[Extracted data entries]
******

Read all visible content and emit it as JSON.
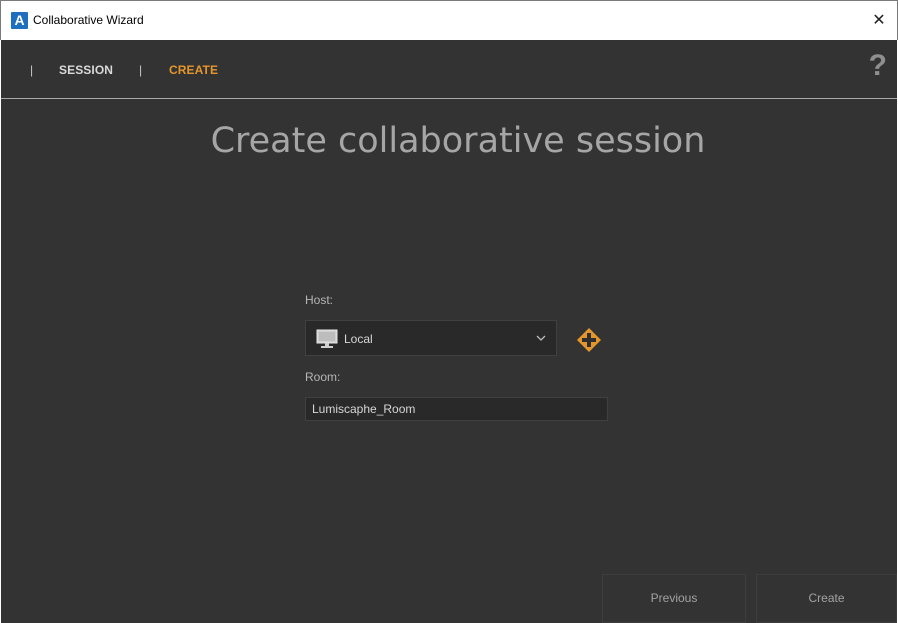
{
  "window": {
    "app_logo_letter": "A",
    "title": "Collaborative Wizard",
    "close_glyph": "✕"
  },
  "nav": {
    "separator": "|",
    "items": [
      {
        "label": "SESSION",
        "active": false
      },
      {
        "label": "CREATE",
        "active": true
      }
    ],
    "help_label": "?"
  },
  "page": {
    "heading": "Create collaborative session"
  },
  "form": {
    "host_label": "Host:",
    "host_value": "Local",
    "host_icon": "monitor-icon",
    "room_label": "Room:",
    "room_value": "Lumiscaphe_Room",
    "add_host_icon": "add-plus-icon"
  },
  "footer": {
    "previous_label": "Previous",
    "create_label": "Create"
  },
  "colors": {
    "background": "#333333",
    "accent": "#e5962b",
    "title_bar": "#ffffff",
    "field_background": "#292929"
  }
}
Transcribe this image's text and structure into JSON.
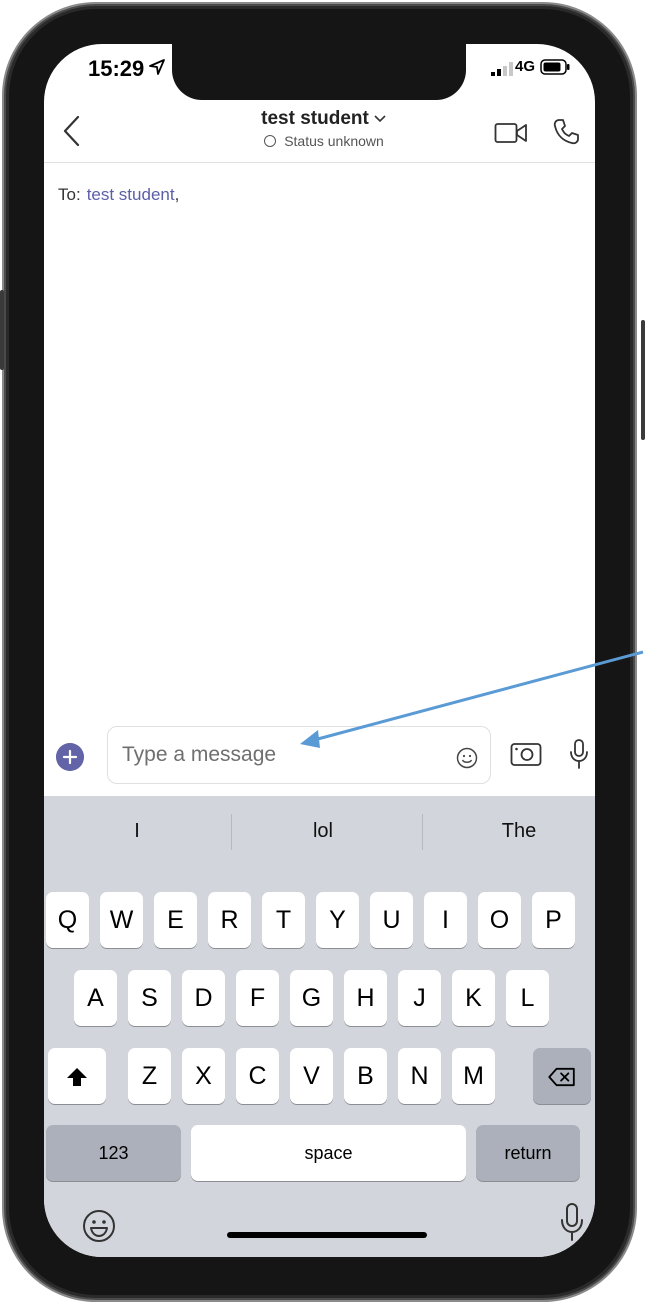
{
  "status_bar": {
    "time": "15:29",
    "network": "4G"
  },
  "chat_header": {
    "title": "test student",
    "status": "Status unknown"
  },
  "recipients": {
    "label": "To:",
    "names": "test student",
    "separator": ","
  },
  "composer": {
    "placeholder": "Type a message"
  },
  "keyboard": {
    "suggestions": [
      "I",
      "lol",
      "The"
    ],
    "row1": [
      "Q",
      "W",
      "E",
      "R",
      "T",
      "Y",
      "U",
      "I",
      "O",
      "P"
    ],
    "row2": [
      "A",
      "S",
      "D",
      "F",
      "G",
      "H",
      "J",
      "K",
      "L"
    ],
    "row3": [
      "Z",
      "X",
      "C",
      "V",
      "B",
      "N",
      "M"
    ],
    "numbers_label": "123",
    "space_label": "space",
    "return_label": "return"
  },
  "colors": {
    "accent": "#6264a7",
    "annotation_arrow": "#5b9bd5",
    "keyboard_bg": "#d2d5db"
  }
}
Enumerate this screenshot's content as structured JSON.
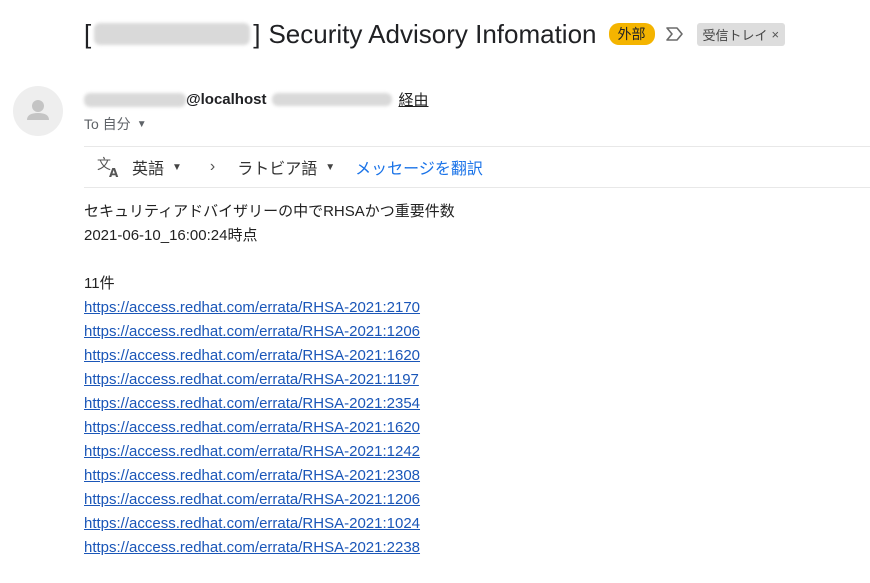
{
  "subject": {
    "bracket_open": "[",
    "bracket_close": "]",
    "title": "Security Advisory Infomation",
    "external_badge": "外部",
    "label_chip": "受信トレイ",
    "label_remove": "×"
  },
  "sender": {
    "host": "@localhost",
    "via": "経由",
    "to_label": "To 自分",
    "icons": [
      "avatar-person-icon",
      "important-marker-icon",
      "chevron-down-icon"
    ]
  },
  "translate": {
    "source_lang": "英語",
    "target_lang": "ラトビア語",
    "translate_link": "メッセージを翻訳",
    "icons": [
      "translate-icon",
      "chevron-right-icon"
    ]
  },
  "body": {
    "intro": "セキュリティアドバイザリーの中でRHSAかつ重要件数",
    "timestamp": "2021-06-10_16:00:24時点",
    "count": "11件",
    "links": [
      "https://access.redhat.com/errata/RHSA-2021:2170",
      "https://access.redhat.com/errata/RHSA-2021:1206",
      "https://access.redhat.com/errata/RHSA-2021:1620",
      "https://access.redhat.com/errata/RHSA-2021:1197",
      "https://access.redhat.com/errata/RHSA-2021:2354",
      "https://access.redhat.com/errata/RHSA-2021:1620",
      "https://access.redhat.com/errata/RHSA-2021:1242",
      "https://access.redhat.com/errata/RHSA-2021:2308",
      "https://access.redhat.com/errata/RHSA-2021:1206",
      "https://access.redhat.com/errata/RHSA-2021:1024",
      "https://access.redhat.com/errata/RHSA-2021:2238"
    ]
  },
  "colors": {
    "external_badge_bg": "#f4b400",
    "link": "#1a56b8",
    "translate_link": "#1a73e8",
    "label_chip_bg": "#dddddd"
  }
}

******

GOAL =
Using the records above, retype everything exactly except the pictures.

EXERCISE RESPONSE =
Read all visible content and emit it as JSON.
{
  "window": {
    "app_logo_letter": "A",
    "title": "Collaborative Wizard",
    "close_glyph": "✕"
  },
  "nav": {
    "separator": "|",
    "items": [
      {
        "label": "SESSION",
        "active": false
      },
      {
        "label": "CREATE",
        "active": true
      }
    ],
    "help_label": "?"
  },
  "page": {
    "heading": "Create collaborative session"
  },
  "form": {
    "host_label": "Host:",
    "host_value": "Local",
    "host_icon": "monitor-icon",
    "room_label": "Room:",
    "room_value": "Lumiscaphe_Room",
    "add_host_icon": "add-plus-icon"
  },
  "footer": {
    "previous_label": "Previous",
    "create_label": "Create"
  },
  "colors": {
    "background": "#333333",
    "accent": "#e5962b",
    "title_bar": "#ffffff",
    "field_background": "#292929"
  }
}
Transcribe this image's text and structure into JSON.
{
  "status_bar": {
    "time": "15:29",
    "network": "4G"
  },
  "chat_header": {
    "title": "test student",
    "status": "Status unknown"
  },
  "recipients": {
    "label": "To:",
    "names": "test student",
    "separator": ","
  },
  "composer": {
    "placeholder": "Type a message"
  },
  "keyboard": {
    "suggestions": [
      "I",
      "lol",
      "The"
    ],
    "row1": [
      "Q",
      "W",
      "E",
      "R",
      "T",
      "Y",
      "U",
      "I",
      "O",
      "P"
    ],
    "row2": [
      "A",
      "S",
      "D",
      "F",
      "G",
      "H",
      "J",
      "K",
      "L"
    ],
    "row3": [
      "Z",
      "X",
      "C",
      "V",
      "B",
      "N",
      "M"
    ],
    "numbers_label": "123",
    "space_label": "space",
    "return_label": "return"
  },
  "colors": {
    "accent": "#6264a7",
    "annotation_arrow": "#5b9bd5",
    "keyboard_bg": "#d2d5db"
  }
}
Enumerate this screenshot's content as structured JSON.
{
  "subject": {
    "bracket_open": "[",
    "bracket_close": "]",
    "title": "Security Advisory Infomation",
    "external_badge": "外部",
    "label_chip": "受信トレイ",
    "label_remove": "×"
  },
  "sender": {
    "host": "@localhost",
    "via": "経由",
    "to_label": "To 自分",
    "icons": [
      "avatar-person-icon",
      "important-marker-icon",
      "chevron-down-icon"
    ]
  },
  "translate": {
    "source_lang": "英語",
    "target_lang": "ラトビア語",
    "translate_link": "メッセージを翻訳",
    "icons": [
      "translate-icon",
      "chevron-right-icon"
    ]
  },
  "body": {
    "intro": "セキュリティアドバイザリーの中でRHSAかつ重要件数",
    "timestamp": "2021-06-10_16:00:24時点",
    "count": "11件",
    "links": [
      "https://access.redhat.com/errata/RHSA-2021:2170",
      "https://access.redhat.com/errata/RHSA-2021:1206",
      "https://access.redhat.com/errata/RHSA-2021:1620",
      "https://access.redhat.com/errata/RHSA-2021:1197",
      "https://access.redhat.com/errata/RHSA-2021:2354",
      "https://access.redhat.com/errata/RHSA-2021:1620",
      "https://access.redhat.com/errata/RHSA-2021:1242",
      "https://access.redhat.com/errata/RHSA-2021:2308",
      "https://access.redhat.com/errata/RHSA-2021:1206",
      "https://access.redhat.com/errata/RHSA-2021:1024",
      "https://access.redhat.com/errata/RHSA-2021:2238"
    ]
  },
  "colors": {
    "external_badge_bg": "#f4b400",
    "link": "#1a56b8",
    "translate_link": "#1a73e8",
    "label_chip_bg": "#dddddd"
  }
}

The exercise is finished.